• Task objective: Give the number of lines in the listing below that include the word "color", with nothing more.

— Begin —

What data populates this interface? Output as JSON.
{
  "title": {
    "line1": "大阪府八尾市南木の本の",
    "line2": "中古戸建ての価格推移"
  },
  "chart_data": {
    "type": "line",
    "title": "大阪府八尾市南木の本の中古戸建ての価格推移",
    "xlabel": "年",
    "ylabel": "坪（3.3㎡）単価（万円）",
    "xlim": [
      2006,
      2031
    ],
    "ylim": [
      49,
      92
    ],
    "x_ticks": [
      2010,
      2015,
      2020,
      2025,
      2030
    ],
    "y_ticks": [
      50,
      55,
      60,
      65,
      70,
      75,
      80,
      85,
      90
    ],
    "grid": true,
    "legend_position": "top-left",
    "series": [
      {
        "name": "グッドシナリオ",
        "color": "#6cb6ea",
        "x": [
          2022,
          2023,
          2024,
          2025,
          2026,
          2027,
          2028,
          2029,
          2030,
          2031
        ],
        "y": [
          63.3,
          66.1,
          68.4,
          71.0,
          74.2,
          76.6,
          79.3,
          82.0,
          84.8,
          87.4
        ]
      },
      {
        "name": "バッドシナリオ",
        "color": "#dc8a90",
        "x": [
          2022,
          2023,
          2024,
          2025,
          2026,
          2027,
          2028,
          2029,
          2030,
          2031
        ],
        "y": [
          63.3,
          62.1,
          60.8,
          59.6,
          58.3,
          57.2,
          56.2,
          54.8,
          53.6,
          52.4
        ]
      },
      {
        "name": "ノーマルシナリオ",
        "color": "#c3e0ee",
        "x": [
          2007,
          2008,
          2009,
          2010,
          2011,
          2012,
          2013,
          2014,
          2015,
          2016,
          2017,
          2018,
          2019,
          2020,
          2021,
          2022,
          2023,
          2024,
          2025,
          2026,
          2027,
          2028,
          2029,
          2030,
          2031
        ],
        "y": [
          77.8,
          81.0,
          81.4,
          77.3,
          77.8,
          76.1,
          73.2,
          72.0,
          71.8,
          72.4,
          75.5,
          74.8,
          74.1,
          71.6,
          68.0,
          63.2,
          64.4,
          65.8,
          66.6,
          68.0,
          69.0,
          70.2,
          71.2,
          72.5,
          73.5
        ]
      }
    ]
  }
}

— End —

• In response: 3